* Start GIVEN ENTRIES *

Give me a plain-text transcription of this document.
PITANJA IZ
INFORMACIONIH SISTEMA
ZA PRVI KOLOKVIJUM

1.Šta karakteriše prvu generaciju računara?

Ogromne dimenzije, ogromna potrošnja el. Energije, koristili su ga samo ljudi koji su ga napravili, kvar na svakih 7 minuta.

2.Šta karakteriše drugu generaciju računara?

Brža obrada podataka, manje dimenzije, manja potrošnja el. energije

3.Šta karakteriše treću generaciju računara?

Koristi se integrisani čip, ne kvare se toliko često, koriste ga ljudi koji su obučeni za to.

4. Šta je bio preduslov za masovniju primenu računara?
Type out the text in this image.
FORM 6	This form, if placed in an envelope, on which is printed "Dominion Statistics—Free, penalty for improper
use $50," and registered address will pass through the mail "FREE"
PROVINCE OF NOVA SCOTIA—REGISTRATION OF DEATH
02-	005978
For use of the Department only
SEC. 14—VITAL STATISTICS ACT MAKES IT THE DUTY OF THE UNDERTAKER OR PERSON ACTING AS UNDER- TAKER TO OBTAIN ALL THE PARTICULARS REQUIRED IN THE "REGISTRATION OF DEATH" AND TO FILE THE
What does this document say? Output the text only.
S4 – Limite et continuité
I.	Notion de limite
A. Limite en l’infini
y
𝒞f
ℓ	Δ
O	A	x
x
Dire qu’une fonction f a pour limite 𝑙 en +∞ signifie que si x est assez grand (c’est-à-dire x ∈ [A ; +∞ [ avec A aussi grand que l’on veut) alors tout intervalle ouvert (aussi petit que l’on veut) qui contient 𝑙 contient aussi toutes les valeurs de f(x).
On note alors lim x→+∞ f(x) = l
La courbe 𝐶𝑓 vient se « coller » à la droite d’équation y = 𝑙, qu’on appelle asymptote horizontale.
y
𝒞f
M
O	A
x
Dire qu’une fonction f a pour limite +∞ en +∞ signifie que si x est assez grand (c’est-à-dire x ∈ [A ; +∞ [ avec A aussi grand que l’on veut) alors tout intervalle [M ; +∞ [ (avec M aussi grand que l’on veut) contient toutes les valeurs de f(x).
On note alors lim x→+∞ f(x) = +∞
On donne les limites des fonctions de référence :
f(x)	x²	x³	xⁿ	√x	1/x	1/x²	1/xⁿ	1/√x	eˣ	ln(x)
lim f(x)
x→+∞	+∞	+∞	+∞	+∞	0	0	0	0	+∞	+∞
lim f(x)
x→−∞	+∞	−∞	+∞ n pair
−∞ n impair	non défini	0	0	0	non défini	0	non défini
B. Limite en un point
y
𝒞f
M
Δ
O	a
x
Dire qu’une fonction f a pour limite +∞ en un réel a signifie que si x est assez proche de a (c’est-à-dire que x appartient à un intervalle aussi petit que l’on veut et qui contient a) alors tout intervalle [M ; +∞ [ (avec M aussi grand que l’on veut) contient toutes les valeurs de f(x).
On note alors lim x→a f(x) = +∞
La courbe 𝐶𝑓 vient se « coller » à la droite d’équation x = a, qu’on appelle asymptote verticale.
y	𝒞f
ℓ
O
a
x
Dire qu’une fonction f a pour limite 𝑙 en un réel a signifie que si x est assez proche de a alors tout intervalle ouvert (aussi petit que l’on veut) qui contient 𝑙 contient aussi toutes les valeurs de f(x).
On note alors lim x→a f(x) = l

* End GIVEN ENTRIES *

WRITTEN EXERCISE -
Write out each line of the data that holds the string "aussi".

REPLY TO THE EXERCISE -
Dire qu’une fonction f a pour limite 𝑙 en +∞ signifie que si x est assez grand (c’est-à-dire x ∈ [A ; +∞ [ avec A aussi grand que l’on veut) alors tout intervalle ouvert (aussi petit que l’on veut) qui contient 𝑙 contient aussi toutes les valeurs de f(x).
Dire qu’une fonction f a pour limite +∞ en +∞ signifie que si x est assez grand (c’est-à-dire x ∈ [A ; +∞ [ avec A aussi grand que l’on veut) alors tout intervalle [M ; +∞ [ (avec M aussi grand que l’on veut) contient toutes les valeurs de f(x).
Dire qu’une fonction f a pour limite +∞ en un réel a signifie que si x est assez proche de a (c’est-à-dire que x appartient à un intervalle aussi petit que l’on veut et qui contient a) alors tout intervalle [M ; +∞ [ (avec M aussi grand que l’on veut) contient toutes les valeurs de f(x).
Dire qu’une fonction f a pour limite 𝑙 en un réel a signifie que si x est assez proche de a alors tout intervalle ouvert (aussi petit que l’on veut) qui contient 𝑙 contient aussi toutes les valeurs de f(x).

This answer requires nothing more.